= Supplied records =

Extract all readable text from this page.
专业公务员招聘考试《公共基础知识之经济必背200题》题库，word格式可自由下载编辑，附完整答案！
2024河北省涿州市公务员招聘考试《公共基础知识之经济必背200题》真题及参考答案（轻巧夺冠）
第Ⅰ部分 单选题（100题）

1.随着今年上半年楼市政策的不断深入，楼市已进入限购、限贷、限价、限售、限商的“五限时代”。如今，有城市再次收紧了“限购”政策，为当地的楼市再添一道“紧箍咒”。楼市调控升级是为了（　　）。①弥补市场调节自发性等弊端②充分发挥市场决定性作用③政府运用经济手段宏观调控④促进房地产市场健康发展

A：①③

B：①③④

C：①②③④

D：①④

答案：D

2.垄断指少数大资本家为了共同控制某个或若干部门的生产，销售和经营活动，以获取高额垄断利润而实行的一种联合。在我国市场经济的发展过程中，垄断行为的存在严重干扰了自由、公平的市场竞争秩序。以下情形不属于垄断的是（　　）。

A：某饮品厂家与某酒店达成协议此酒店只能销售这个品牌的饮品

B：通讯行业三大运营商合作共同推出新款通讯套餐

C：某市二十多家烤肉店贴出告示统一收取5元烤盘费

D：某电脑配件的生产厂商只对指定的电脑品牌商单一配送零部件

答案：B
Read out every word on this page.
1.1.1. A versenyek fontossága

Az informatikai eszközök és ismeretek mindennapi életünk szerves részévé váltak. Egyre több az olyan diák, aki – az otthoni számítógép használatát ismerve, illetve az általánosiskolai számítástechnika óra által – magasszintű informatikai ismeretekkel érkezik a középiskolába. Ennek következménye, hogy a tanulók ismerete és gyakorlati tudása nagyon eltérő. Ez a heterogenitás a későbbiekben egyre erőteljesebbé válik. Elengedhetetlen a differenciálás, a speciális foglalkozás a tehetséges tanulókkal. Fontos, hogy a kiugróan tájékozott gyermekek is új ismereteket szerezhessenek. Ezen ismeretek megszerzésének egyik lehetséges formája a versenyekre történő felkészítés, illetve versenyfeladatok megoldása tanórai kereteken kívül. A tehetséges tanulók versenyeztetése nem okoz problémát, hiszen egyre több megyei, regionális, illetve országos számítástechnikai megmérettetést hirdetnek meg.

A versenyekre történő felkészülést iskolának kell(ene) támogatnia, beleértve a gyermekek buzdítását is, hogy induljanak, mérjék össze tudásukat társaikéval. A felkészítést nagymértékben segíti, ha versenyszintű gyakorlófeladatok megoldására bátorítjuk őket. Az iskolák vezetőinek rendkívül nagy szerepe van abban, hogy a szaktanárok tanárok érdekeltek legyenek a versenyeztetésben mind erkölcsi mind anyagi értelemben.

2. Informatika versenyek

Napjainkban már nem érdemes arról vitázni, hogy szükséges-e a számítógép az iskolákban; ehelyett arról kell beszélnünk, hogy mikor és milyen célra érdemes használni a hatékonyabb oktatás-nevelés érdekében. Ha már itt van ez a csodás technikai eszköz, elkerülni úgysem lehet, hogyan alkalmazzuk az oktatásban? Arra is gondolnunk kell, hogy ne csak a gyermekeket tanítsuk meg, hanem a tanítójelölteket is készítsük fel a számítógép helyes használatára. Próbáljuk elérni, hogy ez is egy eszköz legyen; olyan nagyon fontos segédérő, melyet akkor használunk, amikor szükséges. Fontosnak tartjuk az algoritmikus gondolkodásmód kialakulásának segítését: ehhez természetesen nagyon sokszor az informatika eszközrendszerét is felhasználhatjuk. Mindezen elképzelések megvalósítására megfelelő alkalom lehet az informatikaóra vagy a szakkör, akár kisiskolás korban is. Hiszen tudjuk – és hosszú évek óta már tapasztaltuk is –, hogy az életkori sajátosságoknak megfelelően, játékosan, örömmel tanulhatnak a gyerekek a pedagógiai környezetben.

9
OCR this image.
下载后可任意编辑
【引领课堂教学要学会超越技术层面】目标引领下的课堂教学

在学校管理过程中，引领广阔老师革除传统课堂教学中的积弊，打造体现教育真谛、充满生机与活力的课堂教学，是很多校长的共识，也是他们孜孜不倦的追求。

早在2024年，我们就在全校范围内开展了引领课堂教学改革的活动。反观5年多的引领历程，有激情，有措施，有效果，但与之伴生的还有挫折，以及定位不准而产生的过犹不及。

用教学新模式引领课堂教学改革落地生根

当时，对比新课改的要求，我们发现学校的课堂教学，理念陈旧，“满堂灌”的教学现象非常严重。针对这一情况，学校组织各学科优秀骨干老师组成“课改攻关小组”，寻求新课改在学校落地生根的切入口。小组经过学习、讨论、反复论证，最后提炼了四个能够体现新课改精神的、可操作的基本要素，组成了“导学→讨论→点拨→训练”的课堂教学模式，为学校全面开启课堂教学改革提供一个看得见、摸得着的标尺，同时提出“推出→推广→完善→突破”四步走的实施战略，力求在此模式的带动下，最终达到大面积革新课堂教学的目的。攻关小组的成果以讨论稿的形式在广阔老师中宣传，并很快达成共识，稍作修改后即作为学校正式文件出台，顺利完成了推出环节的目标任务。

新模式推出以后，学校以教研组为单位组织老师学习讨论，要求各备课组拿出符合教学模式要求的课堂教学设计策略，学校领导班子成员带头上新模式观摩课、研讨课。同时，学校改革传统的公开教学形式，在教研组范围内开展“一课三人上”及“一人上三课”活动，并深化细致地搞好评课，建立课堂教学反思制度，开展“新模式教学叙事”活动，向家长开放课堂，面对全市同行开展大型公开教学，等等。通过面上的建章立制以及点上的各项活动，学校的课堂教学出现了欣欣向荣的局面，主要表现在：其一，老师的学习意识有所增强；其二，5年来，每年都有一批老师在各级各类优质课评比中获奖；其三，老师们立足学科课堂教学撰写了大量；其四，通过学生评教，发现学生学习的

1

= Set task =
Check each line above for the string "this", then copy the ones that have it.

= Exercise solution =
Extract all readable text from this page.
Read out every word on this page.
OCR this image.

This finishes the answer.